§ Brief: Collect all lines from the records below that include the word "宁波城市职业技术学院".

-------- Provided material

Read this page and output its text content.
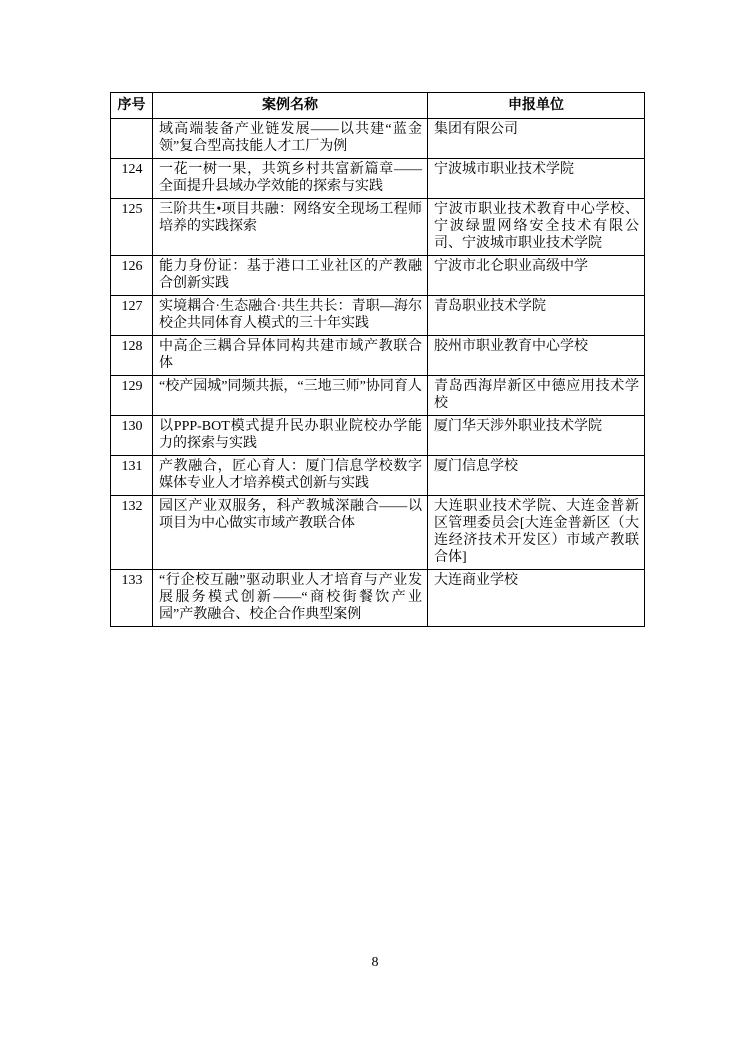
序号	案例名称	申报单位
	域高端装备产业链发展——以共建“蓝金领”复合型高技能人才工厂为例	集团有限公司
124	一花一树一果，共筑乡村共富新篇章——全面提升县域办学效能的探索与实践	宁波城市职业技术学院
125	三阶共生•项目共融：网络安全现场工程师培养的实践探索	宁波市职业技术教育中心学校、宁波绿盟网络安全技术有限公司、宁波城市职业技术学院
126	能力身份证：基于港口工业社区的产教融合创新实践	宁波市北仑职业高级中学
127	实境耦合·生态融合·共生共长：青职—海尔校企共同体育人模式的三十年实践	青岛职业技术学院
128	中高企三耦合异体同构共建市域产教联合体	胶州市职业教育中心学校
129	“校产园城”同频共振，“三地三师”协同育人	青岛西海岸新区中德应用技术学校
130	以PPP-BOT模式提升民办职业院校办学能力的探索与实践	厦门华天涉外职业技术学院
131	产教融合，匠心育人：厦门信息学校数字媒体专业人才培养模式创新与实践	厦门信息学校
132	园区产业双服务，科产教城深融合——以项目为中心做实市域产教联合体	大连职业技术学院、大连金普新区管理委员会[大连金普新区（大连经济技术开发区）市域产教联合体]
133	“行企校互融”驱动职业人才培育与产业发展服务模式创新——“商校街餐饮产业园”产教融合、校企合作典型案例	大连商业学校
8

----------------

§ Solution to the exercise:
124	一花一树一果，共筑乡村共富新篇章——全面提升县域办学效能的探索与实践	宁波城市职业技术学院
125	三阶共生•项目共融：网络安全现场工程师培养的实践探索	宁波市职业技术教育中心学校、宁波绿盟网络安全技术有限公司、宁波城市职业技术学院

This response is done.